Citation : 2021 Latest Caselaw 4816 Mad
Judgement Date : 24 February, 2021

Madras High Court
The Commissioner Of Gst & Central vs M/S.Rakindo Kovai Township on 24 February, 2021
                                                                          CMA.No.3020 of 2019


                                       In the High Court of Judicature at Madras

                                                  Dated : 24.2.2021

                                                       Coram :

                                     The Honourable Mr.Justice T.S.SIVAGNANAM

                                                         and

                                       The Honourable Ms.Justice R.N.MANJULA

                                      Civil Miscellaneous Appeal No.3020 of 2019


                     The Commissioner of GST & Central
                     Excise, Chennai North Commissionerate,
                     Chennai-34.                                             ...Appellant
                                                     Vs
                     M/s.Rakindo Kovai Township
                     Ltd., Chennai-18.                                       ...Respondent

APPEAL under Section 83 of Chapter V of the Finance Act, 1994

read with Section 35G of the Central Excise Act, 1944 against final

order No.42918/2018 dated 20.11.2018 passed by the Customs,

Excise and Service Tax Appellate Tribunal, South Zonal Bench,

Chennai.

For Appellant : Mr.V.Sundareswaran, SSC For Respondent : Mr.M.P.Senthilkumar for Mr.G.Baskar

https://www.mhc.tn.gov.in/judis/ CMA.No.3020 of 2019

Judgment was delivered by T.S.SIVAGNANAM,J We have elaborately heard Mr.V.Sundareswaran, learned Senior

Standing Counsel appearing for the appellant and Mr.M.P.

Senthilkumar, learned counsel appearing on behalf of Mr.G.Baskar,

learned counsel on record for the respondent.

2. This appeal filed by the Revenue under Section 83 of Chapter

V of the Finance Act, 1994 read with Section 35G of the Central Excise

Act, 1944 is directed against final order No. 42918/2018 dated

20.11.2018 passed by the Customs, Excise and Service Tax Appellate

Tribunal, South Zonal Bench, Chennai (for short, the Tribunal).

_STATED TASK 1:_
Summarize the court judgment excerpt in two sentences.

_Dataset excerpt:_
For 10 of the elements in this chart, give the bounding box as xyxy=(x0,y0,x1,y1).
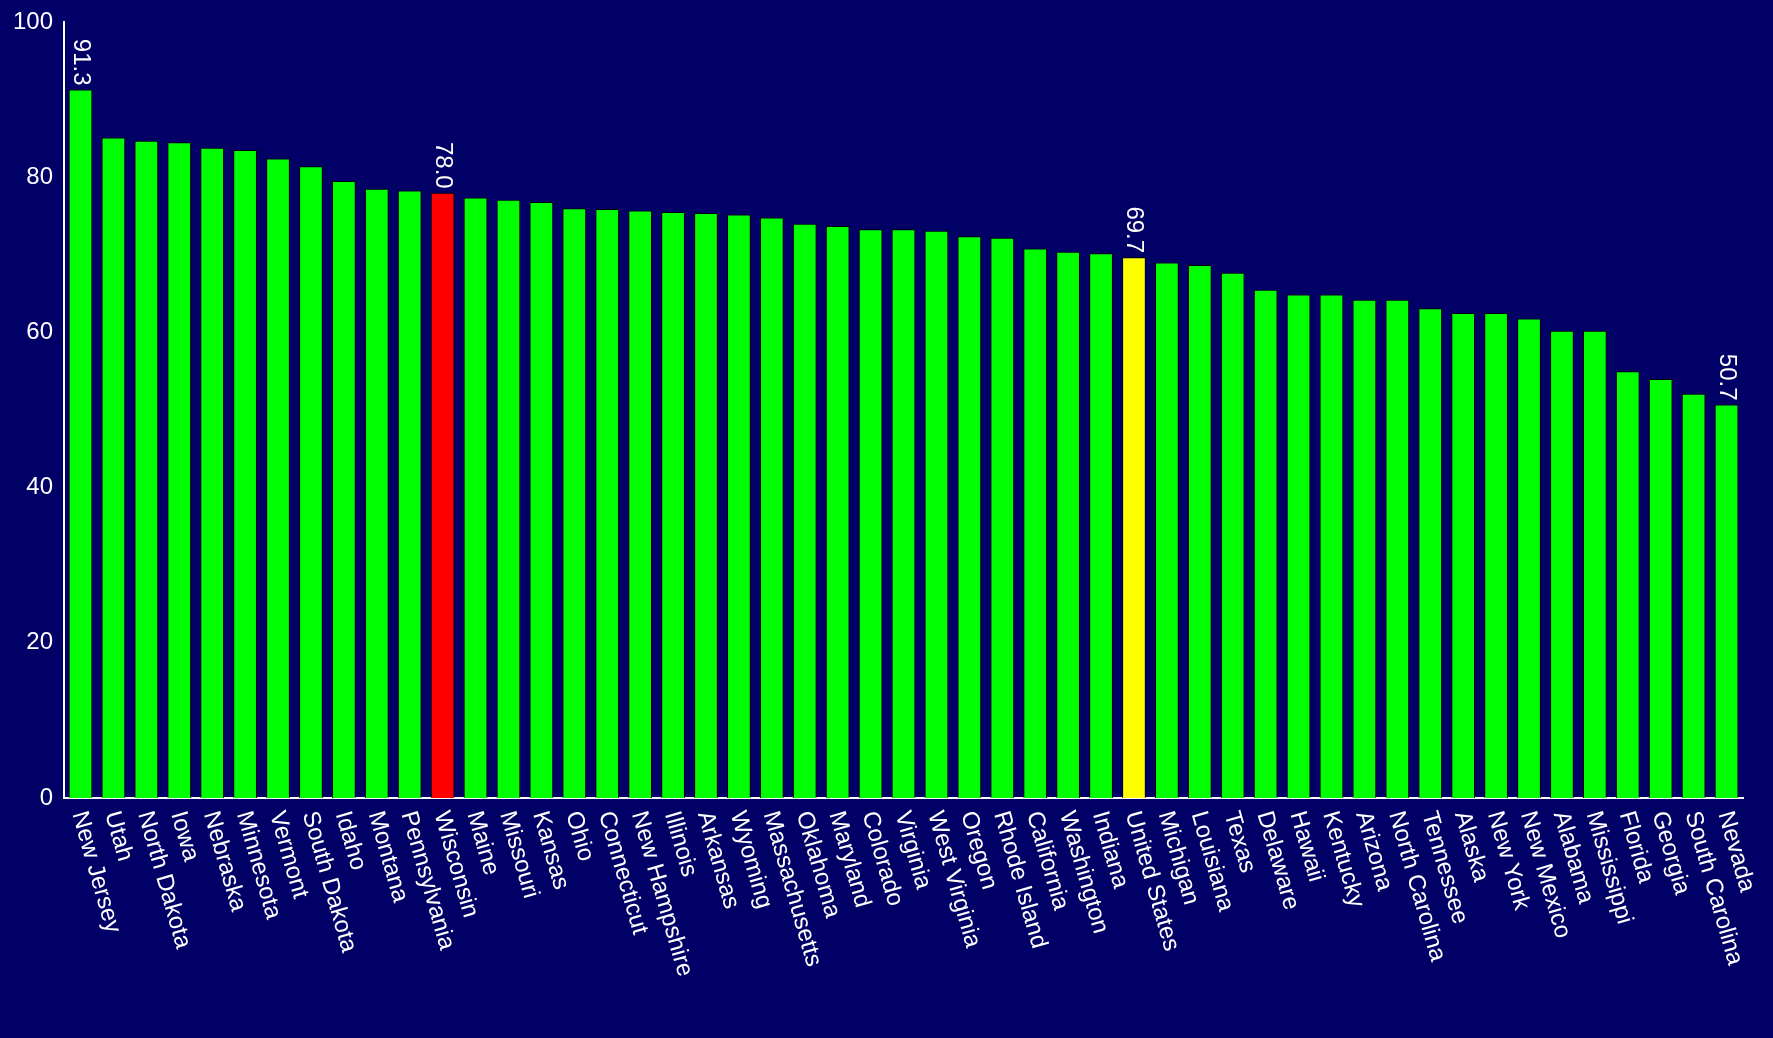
data-label: 69.7 xyxy=(1122,206,1150,254)
y-tick-label: 40 xyxy=(26,472,54,500)
y-tick-label: 20 xyxy=(26,627,54,655)
y-tick-label: 100 xyxy=(13,6,54,34)
y-tick-label: 80 xyxy=(26,161,54,189)
data-label: 78.0 xyxy=(431,142,459,189)
y-tick-label: 0 xyxy=(39,782,54,810)
data-label: 91.3 xyxy=(68,38,96,86)
data-label: 50.7 xyxy=(1714,353,1742,401)
y-tick-label: 60 xyxy=(26,317,54,345)
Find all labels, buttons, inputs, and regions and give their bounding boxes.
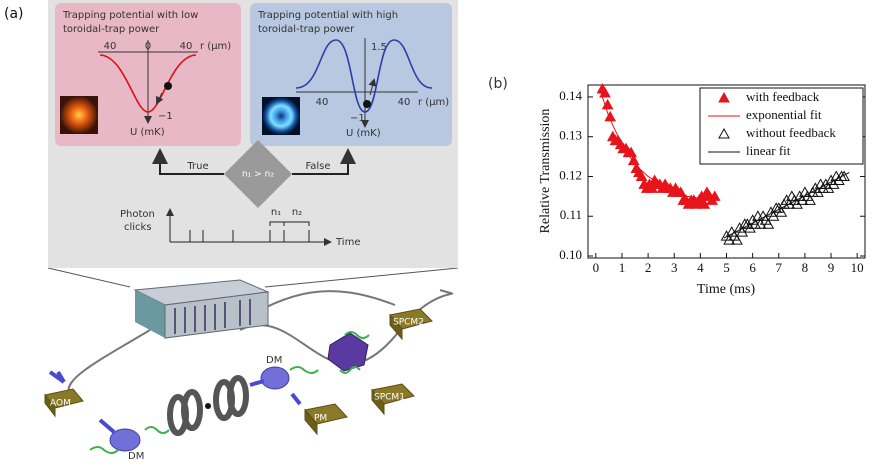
- x-tick-label: 2: [645, 260, 652, 275]
- tick-label: 0: [145, 41, 151, 52]
- atom: [164, 82, 172, 90]
- clicks-label: Photon: [120, 209, 155, 220]
- tick-label: −1: [350, 113, 365, 124]
- axis-label: r (μm): [418, 97, 449, 108]
- device-label: SPCM2: [393, 318, 424, 328]
- count-label: n₁: [271, 207, 281, 218]
- box-title: toroidal-trap power: [258, 24, 355, 35]
- clicks-label: clicks: [124, 222, 152, 233]
- y-tick-label: 0.10: [559, 247, 582, 262]
- y-tick-label: 0.14: [559, 88, 582, 103]
- box-title: Trapping potential with low: [62, 10, 198, 21]
- fit-line: [724, 172, 849, 238]
- legend-label: exponential fit: [746, 107, 822, 122]
- y-tick-label: 0.12: [559, 167, 582, 182]
- x-tick-label: 7: [776, 260, 783, 275]
- panel-label: (b): [488, 76, 508, 92]
- x-tick-label: 1: [619, 260, 626, 275]
- inset-image: [60, 96, 98, 134]
- axis-label: U (mK): [346, 128, 381, 139]
- x-tick-label: 6: [749, 260, 756, 275]
- zoom-lines: [48, 268, 458, 287]
- device-label: DM: [266, 355, 282, 366]
- x-tick-label: 0: [593, 260, 600, 275]
- box-title: toroidal-trap power: [63, 24, 160, 35]
- device-label: AOM: [50, 399, 71, 409]
- device-label: DM: [128, 451, 144, 462]
- axis-label: r (μm): [200, 41, 231, 52]
- legend-label: with feedback: [746, 89, 820, 104]
- x-tick-label: 3: [671, 260, 678, 275]
- legend-label: without feedback: [746, 125, 836, 140]
- tick-label: −1: [158, 111, 173, 122]
- x-tick-label: 5: [723, 260, 730, 275]
- x-tick-label: 10: [851, 260, 864, 275]
- y-axis-label: Relative Transmission: [538, 109, 553, 234]
- x-tick-label: 4: [697, 260, 704, 275]
- condition: n₁ > n₂: [242, 170, 274, 180]
- axis-label: U (mK): [130, 127, 165, 138]
- y-tick-label: 0.13: [559, 128, 582, 143]
- tick-label: 40: [104, 41, 117, 52]
- count-label: n₂: [292, 207, 302, 218]
- branch-label: False: [305, 161, 330, 172]
- tick-label: 40: [180, 41, 193, 52]
- x-tick-label: 9: [828, 260, 835, 275]
- apparatus: [45, 280, 452, 453]
- branch-label: True: [186, 161, 208, 172]
- legend-label: linear fit: [746, 143, 791, 158]
- axis-label: Time: [335, 237, 360, 248]
- figure: (a) Trapping potential with low toroidal…: [0, 0, 873, 470]
- device-label: PM: [314, 414, 327, 424]
- atom: [363, 100, 371, 108]
- tick-label: 40: [398, 97, 411, 108]
- x-axis-label: Time (ms): [697, 282, 756, 297]
- tick-label: 40: [316, 97, 329, 108]
- page: (a) Trapping potential with low toroidal…: [0, 0, 873, 470]
- x-tick-label: 8: [802, 260, 809, 275]
- inset-image: [262, 97, 300, 135]
- box-title: Trapping potential with high: [257, 10, 398, 21]
- panel-label: (a): [4, 6, 24, 22]
- device-label: SPCM1: [374, 393, 405, 403]
- y-tick-label: 0.11: [560, 207, 582, 222]
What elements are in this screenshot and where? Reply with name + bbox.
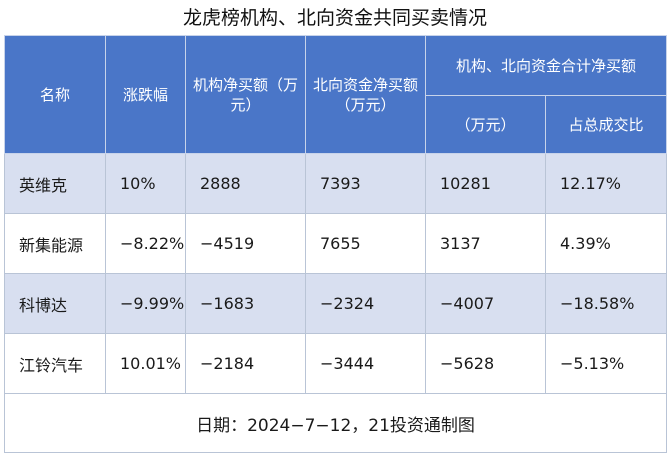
cell-change: −9.99% [105,273,186,334]
cell-north-net: −2324 [305,273,426,334]
header-north-net: 北向资金净买额（万元） [305,35,426,154]
dragon-tiger-table: 名称 涨跌幅 机构净买额（万元） 北向资金净买额（万元） 机构、北向资金合计净买… [3,35,668,453]
table-row: 英维克 10% 2888 7393 10281 12.17% [4,153,668,214]
cell-change: −8.22% [105,213,186,274]
cell-name: 新集能源 [4,213,106,274]
header-combined-unit: （万元） [425,95,546,154]
table-row: 科博达 −9.99% −1683 −2324 −4007 −18.58% [4,273,668,334]
cell-name: 科博达 [4,273,106,334]
header-combined-group: 机构、北向资金合计净买额 [424,35,668,96]
page-title: 龙虎榜机构、北向资金共同买卖情况 [182,7,487,29]
cell-change: 10.01% [105,333,186,394]
header-inst-net: 机构净买额（万元） [185,35,306,154]
cell-ratio: −18.58% [544,273,668,334]
cell-change: 10% [105,153,186,214]
cell-inst-net: −2184 [185,333,306,394]
cell-inst-net: 2888 [185,153,306,214]
header-change: 涨跌幅 [105,35,186,154]
cell-inst-net: −4519 [185,213,306,274]
cell-ratio: −5.13% [544,333,668,394]
cell-combined: 10281 [425,153,546,214]
cell-combined: 3137 [425,213,546,274]
cell-inst-net: −1683 [185,273,306,334]
cell-combined: −5628 [425,333,546,394]
table-footer-caption: 日期：2024−7−12，21投资通制图 [3,393,668,453]
cell-north-net: 7393 [305,153,426,214]
table-row: 江铃汽车 10.01% −2184 −3444 −5628 −5.13% [4,333,668,394]
cell-combined: −4007 [425,273,546,334]
cell-ratio: 12.17% [544,153,668,214]
cell-ratio: 4.39% [544,213,668,274]
header-name: 名称 [4,35,106,154]
cell-north-net: −3444 [305,333,426,394]
cell-name: 江铃汽车 [4,333,106,394]
table-row: 新集能源 −8.22% −4519 7655 3137 4.39% [4,213,668,274]
header-ratio: 占总成交比 [544,95,668,154]
cell-name: 英维克 [4,153,106,214]
cell-north-net: 7655 [305,213,426,274]
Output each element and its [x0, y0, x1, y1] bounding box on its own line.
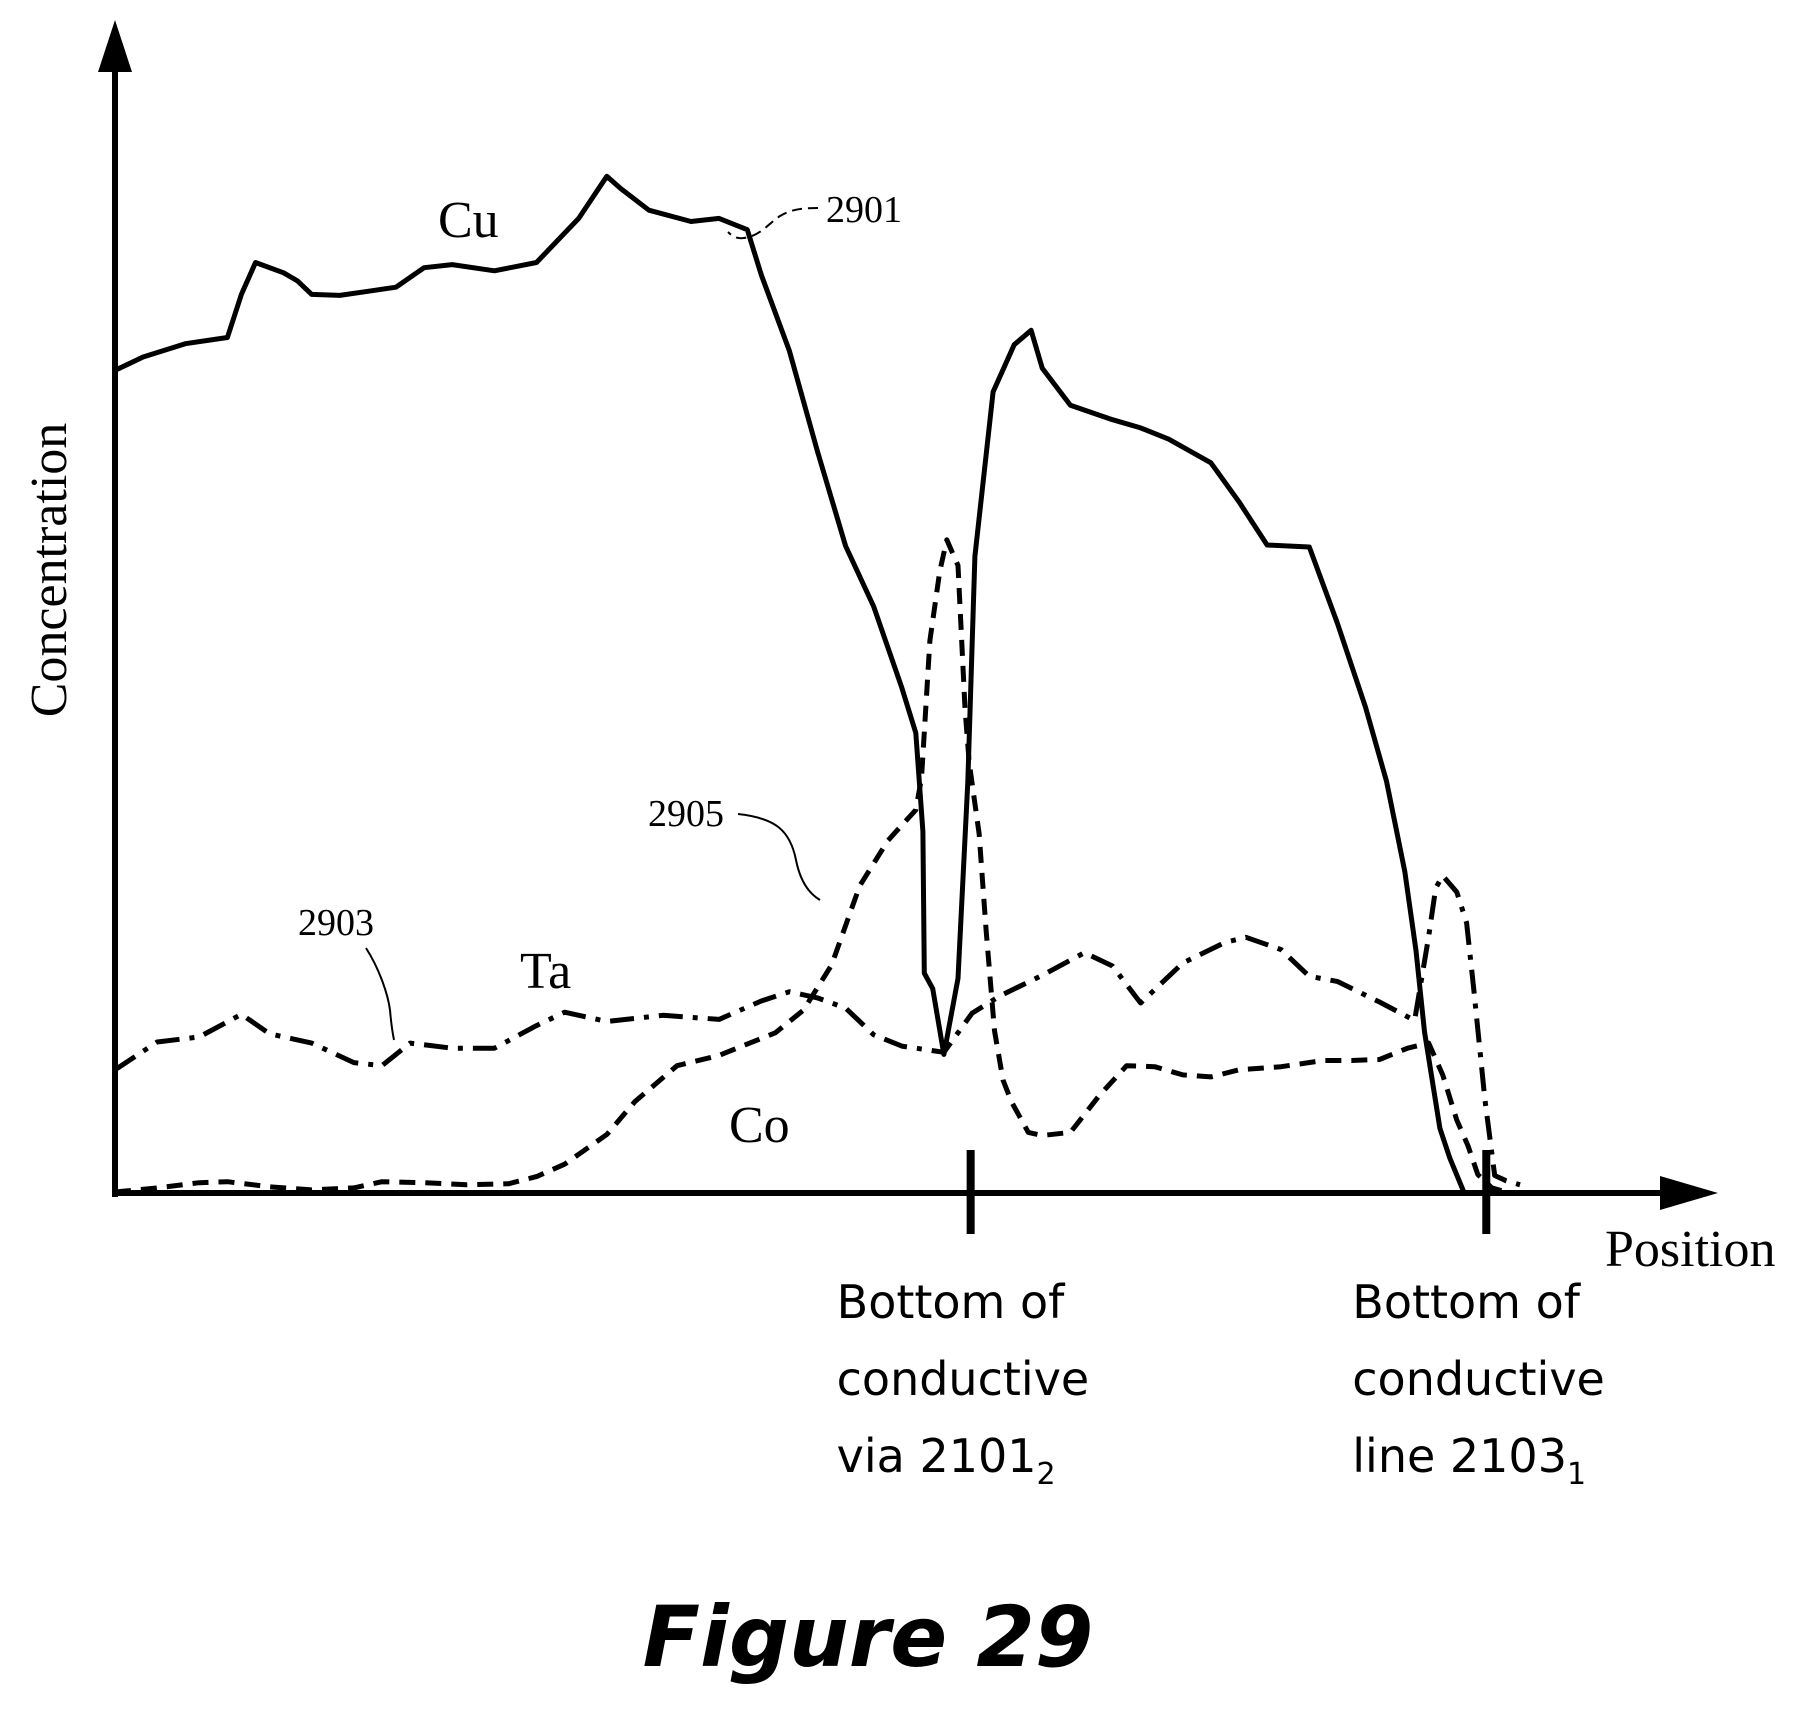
series-line-ta — [113, 873, 1521, 1188]
leader-line-2901 — [727, 207, 819, 240]
ref-numeral-2901: 2901 — [826, 189, 902, 231]
series-label-cu: Cu — [438, 192, 499, 249]
series-label-ta: Ta — [520, 943, 571, 1000]
x-axis-arrowhead — [1660, 1176, 1718, 1210]
axes — [98, 20, 1718, 1210]
series-label-co: Co — [729, 1097, 790, 1154]
y-axis-label: Concentration — [21, 423, 78, 718]
position-marker-label-1: Bottom of conductive via 21012 — [837, 1275, 1090, 1492]
leader-line-2905 — [737, 813, 821, 901]
series-group — [113, 173, 1521, 1195]
marker-group: Bottom of conductive via 21012 Bottom of con… — [837, 1150, 1605, 1492]
figure-title: Figure 29 — [643, 1588, 1094, 1686]
ref-numeral-2903: 2903 — [298, 902, 374, 944]
ref-numeral-2905: 2905 — [648, 793, 724, 835]
series-line-co — [114, 537, 1507, 1195]
leader-line-2903 — [365, 947, 395, 1041]
position-marker-label-2: Bottom of conductive line 21031 — [1352, 1275, 1605, 1492]
series-line-cu — [113, 173, 1467, 1193]
x-axis-label: Position — [1605, 1221, 1776, 1278]
y-axis-arrowhead — [98, 20, 132, 72]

_STATED TASK 2:_
Duplicate lines from the listing, starting at the line that contains "cell-change: −9.99% [105,273,186,334]" and ending after the line that contains "cell-inst-net: −4519 [185,213,306,274]".

_FINAL ANSWER 1:_
On 24 February 2021, a Madras High Court bench of Justices T.S. Sivagnanam and R.N. Manjula heard Civil Miscellaneous Appeal No. 3020 of 2019, brought by the Commissioner of GST & Central Excise, Chennai North Commissionerate, against M/s. Rakindo Kovai Township Ltd. The Revenue filed the appeal under Section 83 of Chapter V of the Finance Act, 1994, read with Section 35G of the Central Excise Act, 1944, against final order No. 42918/2018 dated 20.11.2018 passed by the Customs, Excise and Service Tax Appellate Tribunal, South Zonal Bench, Chennai.

_FINAL ANSWER 2:_
cell-change: −9.99% [105,273,186,334]
cell-north-net: −2324 [305,273,426,334]
header-north-net: 北向资金净买额（万元） [305,35,426,154]
dragon-tiger-table: 名称 涨跌幅 机构净买额（万元） 北向资金净买额（万元） 机构、北向资金合计净买… [3,35,668,453]
table-row: 英维克 10% 2888 7393 10281 12.17% [4,153,668,214]
cell-change: −8.22% [105,213,186,274]
cell-name: 新集能源 [4,213,106,274]
header-combined-unit: （万元） [425,95,546,154]
table-row: 科博达 −9.99% −1683 −2324 −4007 −18.58% [4,273,668,334]
cell-name: 科博达 [4,273,106,334]
header-combined-group: 机构、北向资金合计净买额 [424,35,668,96]
page-title: 龙虎榜机构、北向资金共同买卖情况 [182,7,487,29]
cell-change: 10.01% [105,333,186,394]
header-inst-net: 机构净买额（万元） [185,35,306,154]
cell-ratio: −18.58% [544,273,668,334]
cell-change: 10% [105,153,186,214]
cell-inst-net: −2184 [185,333,306,394]
cell-inst-net: 2888 [185,153,306,214]
header-change: 涨跌幅 [105,35,186,154]
cell-inst-net: −4519 [185,213,306,274]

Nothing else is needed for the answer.